> WHAT IS BEING ASKED: Copy each line where the word "plain" occurs.

> DATA PROVIDED:
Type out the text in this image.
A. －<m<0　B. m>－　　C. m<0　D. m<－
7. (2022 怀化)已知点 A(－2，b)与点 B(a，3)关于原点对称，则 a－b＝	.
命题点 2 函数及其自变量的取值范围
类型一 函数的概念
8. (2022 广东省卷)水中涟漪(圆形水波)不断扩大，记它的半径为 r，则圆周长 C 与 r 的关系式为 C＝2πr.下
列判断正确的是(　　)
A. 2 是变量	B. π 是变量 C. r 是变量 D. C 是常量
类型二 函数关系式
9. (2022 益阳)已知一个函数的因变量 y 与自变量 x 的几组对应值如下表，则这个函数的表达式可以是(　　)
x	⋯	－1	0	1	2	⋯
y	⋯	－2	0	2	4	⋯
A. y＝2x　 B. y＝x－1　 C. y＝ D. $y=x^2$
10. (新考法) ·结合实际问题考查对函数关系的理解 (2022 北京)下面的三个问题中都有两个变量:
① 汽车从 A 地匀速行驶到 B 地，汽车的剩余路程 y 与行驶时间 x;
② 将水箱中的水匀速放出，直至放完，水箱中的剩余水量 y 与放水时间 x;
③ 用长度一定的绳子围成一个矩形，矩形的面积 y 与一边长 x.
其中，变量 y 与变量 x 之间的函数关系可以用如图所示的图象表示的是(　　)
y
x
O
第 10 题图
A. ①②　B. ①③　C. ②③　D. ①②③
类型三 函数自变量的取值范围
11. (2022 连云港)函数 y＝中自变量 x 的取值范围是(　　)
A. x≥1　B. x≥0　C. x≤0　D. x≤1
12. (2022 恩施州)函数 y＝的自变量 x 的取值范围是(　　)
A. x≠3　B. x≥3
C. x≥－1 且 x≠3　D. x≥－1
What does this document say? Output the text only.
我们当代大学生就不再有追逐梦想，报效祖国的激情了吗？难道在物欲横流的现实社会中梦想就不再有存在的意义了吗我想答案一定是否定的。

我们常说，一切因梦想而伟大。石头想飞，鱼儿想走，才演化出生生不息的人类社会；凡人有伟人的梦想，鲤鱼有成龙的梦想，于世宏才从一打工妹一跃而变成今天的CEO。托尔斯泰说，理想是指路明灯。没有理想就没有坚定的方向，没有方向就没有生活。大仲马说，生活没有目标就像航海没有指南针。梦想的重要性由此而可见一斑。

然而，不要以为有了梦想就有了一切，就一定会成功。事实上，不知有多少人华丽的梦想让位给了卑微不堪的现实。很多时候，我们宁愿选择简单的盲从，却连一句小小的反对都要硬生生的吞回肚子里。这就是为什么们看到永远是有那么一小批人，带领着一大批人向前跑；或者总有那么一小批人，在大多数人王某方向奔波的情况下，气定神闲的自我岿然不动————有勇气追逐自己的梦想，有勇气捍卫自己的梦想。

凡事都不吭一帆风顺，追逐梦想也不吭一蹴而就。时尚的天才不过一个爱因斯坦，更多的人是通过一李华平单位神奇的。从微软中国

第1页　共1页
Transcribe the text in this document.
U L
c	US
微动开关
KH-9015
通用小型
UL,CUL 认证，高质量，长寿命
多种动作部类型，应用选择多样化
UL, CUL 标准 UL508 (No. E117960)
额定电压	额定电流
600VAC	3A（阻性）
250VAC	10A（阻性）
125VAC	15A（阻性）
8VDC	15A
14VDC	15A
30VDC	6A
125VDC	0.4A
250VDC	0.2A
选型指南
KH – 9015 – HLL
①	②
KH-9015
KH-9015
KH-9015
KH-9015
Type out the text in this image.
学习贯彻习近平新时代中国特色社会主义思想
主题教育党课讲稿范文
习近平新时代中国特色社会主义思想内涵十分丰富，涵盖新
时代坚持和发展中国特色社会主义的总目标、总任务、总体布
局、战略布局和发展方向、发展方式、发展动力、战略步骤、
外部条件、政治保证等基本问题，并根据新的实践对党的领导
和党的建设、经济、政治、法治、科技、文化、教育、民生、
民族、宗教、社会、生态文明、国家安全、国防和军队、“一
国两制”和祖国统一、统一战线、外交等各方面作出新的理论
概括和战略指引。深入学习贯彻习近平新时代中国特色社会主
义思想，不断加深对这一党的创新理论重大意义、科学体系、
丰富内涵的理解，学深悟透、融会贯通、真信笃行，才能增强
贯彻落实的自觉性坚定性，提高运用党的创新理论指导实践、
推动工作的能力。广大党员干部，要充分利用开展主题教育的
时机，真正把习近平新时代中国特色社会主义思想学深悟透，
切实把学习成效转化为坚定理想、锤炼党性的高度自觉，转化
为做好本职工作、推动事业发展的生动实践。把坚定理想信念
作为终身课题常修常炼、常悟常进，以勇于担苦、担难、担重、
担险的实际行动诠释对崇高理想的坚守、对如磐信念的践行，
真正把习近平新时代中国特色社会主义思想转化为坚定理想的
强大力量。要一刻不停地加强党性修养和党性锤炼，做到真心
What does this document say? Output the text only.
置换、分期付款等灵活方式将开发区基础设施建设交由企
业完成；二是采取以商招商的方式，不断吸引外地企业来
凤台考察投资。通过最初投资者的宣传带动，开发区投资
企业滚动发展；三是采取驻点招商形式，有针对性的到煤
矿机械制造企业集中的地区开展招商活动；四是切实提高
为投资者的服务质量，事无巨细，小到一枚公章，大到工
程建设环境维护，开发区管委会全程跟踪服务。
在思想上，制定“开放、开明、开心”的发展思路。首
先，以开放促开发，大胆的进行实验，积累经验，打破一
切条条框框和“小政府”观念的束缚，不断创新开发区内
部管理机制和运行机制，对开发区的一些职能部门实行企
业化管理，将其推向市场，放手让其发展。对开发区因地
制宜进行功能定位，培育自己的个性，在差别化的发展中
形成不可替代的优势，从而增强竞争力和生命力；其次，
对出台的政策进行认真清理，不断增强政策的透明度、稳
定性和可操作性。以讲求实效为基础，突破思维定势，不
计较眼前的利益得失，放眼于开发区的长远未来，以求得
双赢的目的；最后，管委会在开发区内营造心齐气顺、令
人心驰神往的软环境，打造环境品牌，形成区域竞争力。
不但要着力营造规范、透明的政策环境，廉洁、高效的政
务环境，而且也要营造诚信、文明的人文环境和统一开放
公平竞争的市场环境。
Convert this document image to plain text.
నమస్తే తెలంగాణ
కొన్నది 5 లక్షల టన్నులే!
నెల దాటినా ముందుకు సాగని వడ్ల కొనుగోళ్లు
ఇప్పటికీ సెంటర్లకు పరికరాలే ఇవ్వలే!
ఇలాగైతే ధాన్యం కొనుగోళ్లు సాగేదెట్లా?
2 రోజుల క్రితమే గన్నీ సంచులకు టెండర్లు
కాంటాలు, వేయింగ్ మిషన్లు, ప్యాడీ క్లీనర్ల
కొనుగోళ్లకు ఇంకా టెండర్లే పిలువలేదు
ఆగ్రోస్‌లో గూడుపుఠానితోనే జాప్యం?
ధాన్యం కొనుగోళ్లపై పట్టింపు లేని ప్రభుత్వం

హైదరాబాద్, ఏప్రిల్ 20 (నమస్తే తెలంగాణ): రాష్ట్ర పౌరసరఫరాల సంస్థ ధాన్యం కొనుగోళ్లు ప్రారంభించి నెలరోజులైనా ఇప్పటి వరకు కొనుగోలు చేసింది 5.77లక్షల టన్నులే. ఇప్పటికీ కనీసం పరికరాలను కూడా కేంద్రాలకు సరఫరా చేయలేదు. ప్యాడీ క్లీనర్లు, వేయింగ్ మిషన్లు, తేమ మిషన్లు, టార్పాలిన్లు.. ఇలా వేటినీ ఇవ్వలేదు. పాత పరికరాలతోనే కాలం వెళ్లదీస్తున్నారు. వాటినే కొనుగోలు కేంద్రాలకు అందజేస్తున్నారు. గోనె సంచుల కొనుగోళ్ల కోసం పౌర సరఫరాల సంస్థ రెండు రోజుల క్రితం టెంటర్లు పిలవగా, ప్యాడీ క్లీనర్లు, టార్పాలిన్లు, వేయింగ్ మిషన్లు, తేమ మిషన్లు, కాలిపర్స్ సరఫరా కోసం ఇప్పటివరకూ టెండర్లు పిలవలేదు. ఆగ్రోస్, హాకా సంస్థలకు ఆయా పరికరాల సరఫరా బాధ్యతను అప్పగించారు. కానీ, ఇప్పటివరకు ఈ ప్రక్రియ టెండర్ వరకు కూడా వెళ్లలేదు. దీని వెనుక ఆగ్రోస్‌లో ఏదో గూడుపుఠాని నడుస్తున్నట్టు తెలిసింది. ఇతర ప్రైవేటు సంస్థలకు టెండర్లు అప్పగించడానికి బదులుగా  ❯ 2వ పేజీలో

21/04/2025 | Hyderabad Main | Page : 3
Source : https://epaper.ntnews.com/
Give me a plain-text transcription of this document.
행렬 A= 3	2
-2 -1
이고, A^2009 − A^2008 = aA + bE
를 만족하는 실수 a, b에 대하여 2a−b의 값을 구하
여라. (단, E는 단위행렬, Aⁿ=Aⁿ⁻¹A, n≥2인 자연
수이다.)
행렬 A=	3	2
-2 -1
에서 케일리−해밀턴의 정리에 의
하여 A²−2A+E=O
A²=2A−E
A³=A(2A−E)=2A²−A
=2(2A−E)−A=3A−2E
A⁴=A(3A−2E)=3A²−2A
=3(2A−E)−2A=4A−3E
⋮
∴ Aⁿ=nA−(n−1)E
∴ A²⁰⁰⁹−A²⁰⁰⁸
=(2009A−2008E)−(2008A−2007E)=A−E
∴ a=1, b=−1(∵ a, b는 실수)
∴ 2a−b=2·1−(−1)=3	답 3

> COMPLETED EXERCISE:
Convert this document image to plain text.
Give me a plain-text transcription of this document.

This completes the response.